*TASK OBJECTIVE*. Quote every line as written. Omit pictures.

BEGIN PROVIDED ENTRIES

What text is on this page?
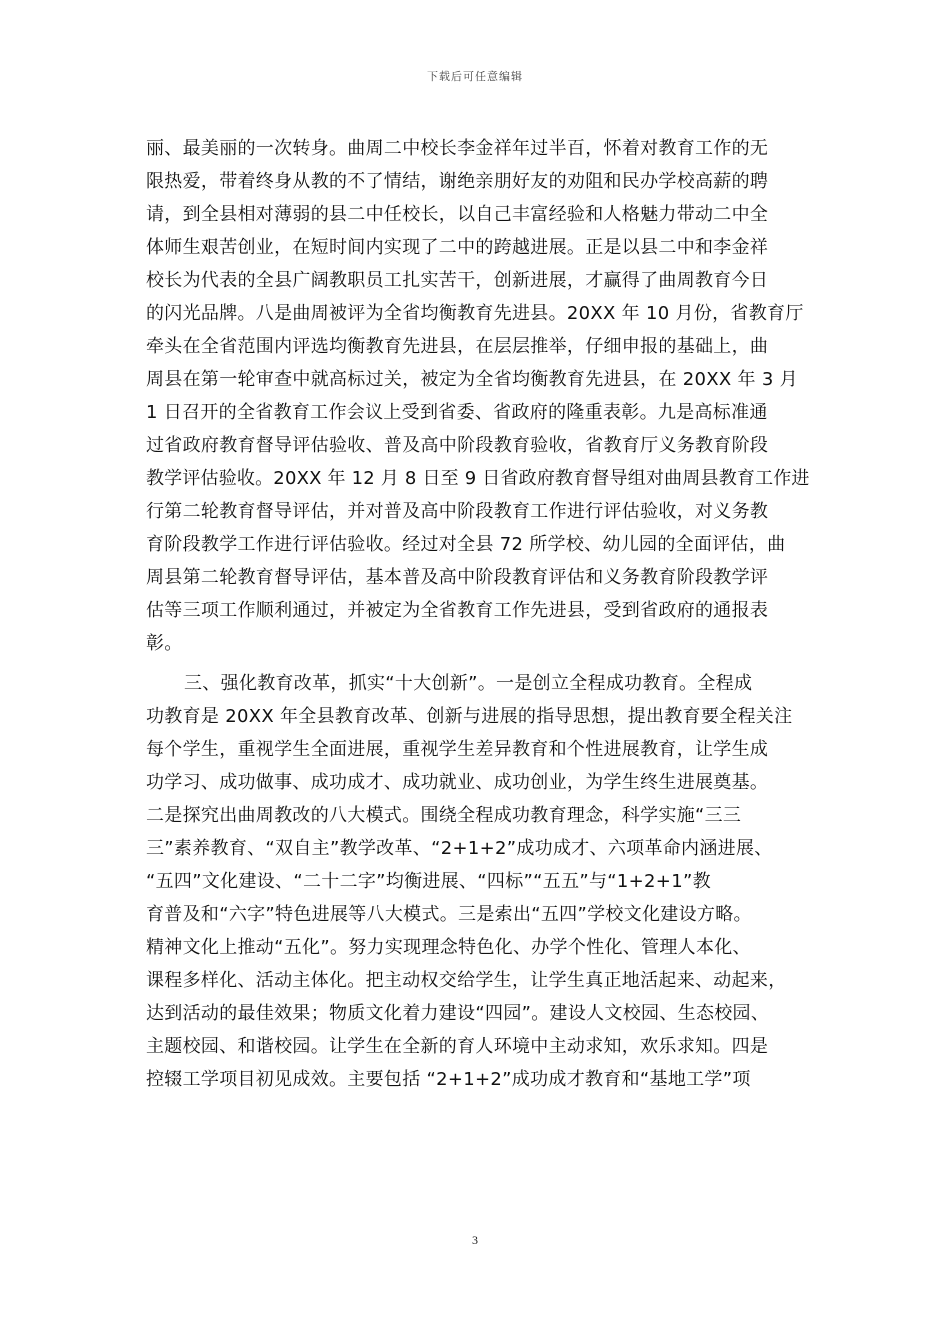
下载后可任意编辑
丽、最美丽的一次转身。曲周二中校长李金祥年过半百，怀着对教育工作的无
限热爱，带着终身从教的不了情结，谢绝亲朋好友的劝阻和民办学校高薪的聘
请，到全县相对薄弱的县二中任校长，以自己丰富经验和人格魅力带动二中全
体师生艰苦创业，在短时间内实现了二中的跨越进展。正是以县二中和李金祥
校长为代表的全县广阔教职员工扎实苦干，创新进展，才赢得了曲周教育今日
的闪光品牌。八是曲周被评为全省均衡教育先进县。20XX 年 10 月份，省教育厅
牵头在全省范围内评选均衡教育先进县，在层层推举，仔细申报的基础上，曲
周县在第一轮审查中就高标过关，被定为全省均衡教育先进县，在 20XX 年 3 月
1 日召开的全省教育工作会议上受到省委、省政府的隆重表彰。九是高标准通
过省政府教育督导评估验收、普及高中阶段教育验收，省教育厅义务教育阶段
教学评估验收。20XX 年 12 月 8 日至 9 日省政府教育督导组对曲周县教育工作进
行第二轮教育督导评估，并对普及高中阶段教育工作进行评估验收，对义务教
育阶段教学工作进行评估验收。经过对全县 72 所学校、幼儿园的全面评估，曲
周县第二轮教育督导评估，基本普及高中阶段教育评估和义务教育阶段教学评
估等三项工作顺利通过，并被定为全省教育工作先进县，受到省政府的通报表
彰。
三、强化教育改革，抓实“十大创新”。一是创立全程成功教育。全程成
功教育是 20XX 年全县教育改革、创新与进展的指导思想，提出教育要全程关注
每个学生，重视学生全面进展，重视学生差异教育和个性进展教育，让学生成
功学习、成功做事、成功成才、成功就业、成功创业，为学生终生进展奠基。
二是探究出曲周教改的八大模式。围绕全程成功教育理念，科学实施“三三
三”素养教育、“双自主”教学改革、“2+1+2”成功成才、六项革命内涵进展、
“五四”文化建设、“二十二字”均衡进展、“四标”“五五”与“1+2+1”教
育普及和“六字”特色进展等八大模式。三是索出“五四”学校文化建设方略。
精神文化上推动“五化”。努力实现理念特色化、办学个性化、管理人本化、
课程多样化、活动主体化。把主动权交给学生，让学生真正地活起来、动起来，
达到活动的最佳效果；物质文化着力建设“四园”。建设人文校园、生态校园、
主题校园、和谐校园。让学生在全新的育人环境中主动求知，欢乐求知。四是
控辍工学项目初见成效。主要包括 “2+1+2”成功成才教育和“基地工学”项
3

END PROVIDED ENTRIES

*TASK OUTPUT*.
What text is on this page?
下载后可任意编辑
丽、最美丽的一次转身。曲周二中校长李金祥年过半百，怀着对教育工作的无
限热爱，带着终身从教的不了情结，谢绝亲朋好友的劝阻和民办学校高薪的聘
请，到全县相对薄弱的县二中任校长，以自己丰富经验和人格魅力带动二中全
体师生艰苦创业，在短时间内实现了二中的跨越进展。正是以县二中和李金祥
校长为代表的全县广阔教职员工扎实苦干，创新进展，才赢得了曲周教育今日
的闪光品牌。八是曲周被评为全省均衡教育先进县。20XX 年 10 月份，省教育厅
牵头在全省范围内评选均衡教育先进县，在层层推举，仔细申报的基础上，曲
周县在第一轮审查中就高标过关，被定为全省均衡教育先进县，在 20XX 年 3 月
1 日召开的全省教育工作会议上受到省委、省政府的隆重表彰。九是高标准通
过省政府教育督导评估验收、普及高中阶段教育验收，省教育厅义务教育阶段
教学评估验收。20XX 年 12 月 8 日至 9 日省政府教育督导组对曲周县教育工作进
行第二轮教育督导评估，并对普及高中阶段教育工作进行评估验收，对义务教
育阶段教学工作进行评估验收。经过对全县 72 所学校、幼儿园的全面评估，曲
周县第二轮教育督导评估，基本普及高中阶段教育评估和义务教育阶段教学评
估等三项工作顺利通过，并被定为全省教育工作先进县，受到省政府的通报表
彰。
三、强化教育改革，抓实“十大创新”。一是创立全程成功教育。全程成
功教育是 20XX 年全县教育改革、创新与进展的指导思想，提出教育要全程关注
每个学生，重视学生全面进展，重视学生差异教育和个性进展教育，让学生成
功学习、成功做事、成功成才、成功就业、成功创业，为学生终生进展奠基。
二是探究出曲周教改的八大模式。围绕全程成功教育理念，科学实施“三三
三”素养教育、“双自主”教学改革、“2+1+2”成功成才、六项革命内涵进展、
“五四”文化建设、“二十二字”均衡进展、“四标”“五五”与“1+2+1”教
育普及和“六字”特色进展等八大模式。三是索出“五四”学校文化建设方略。
精神文化上推动“五化”。努力实现理念特色化、办学个性化、管理人本化、
课程多样化、活动主体化。把主动权交给学生，让学生真正地活起来、动起来，
达到活动的最佳效果；物质文化着力建设“四园”。建设人文校园、生态校园、
主题校园、和谐校园。让学生在全新的育人环境中主动求知，欢乐求知。四是
控辍工学项目初见成效。主要包括 “2+1+2”成功成才教育和“基地工学”项
3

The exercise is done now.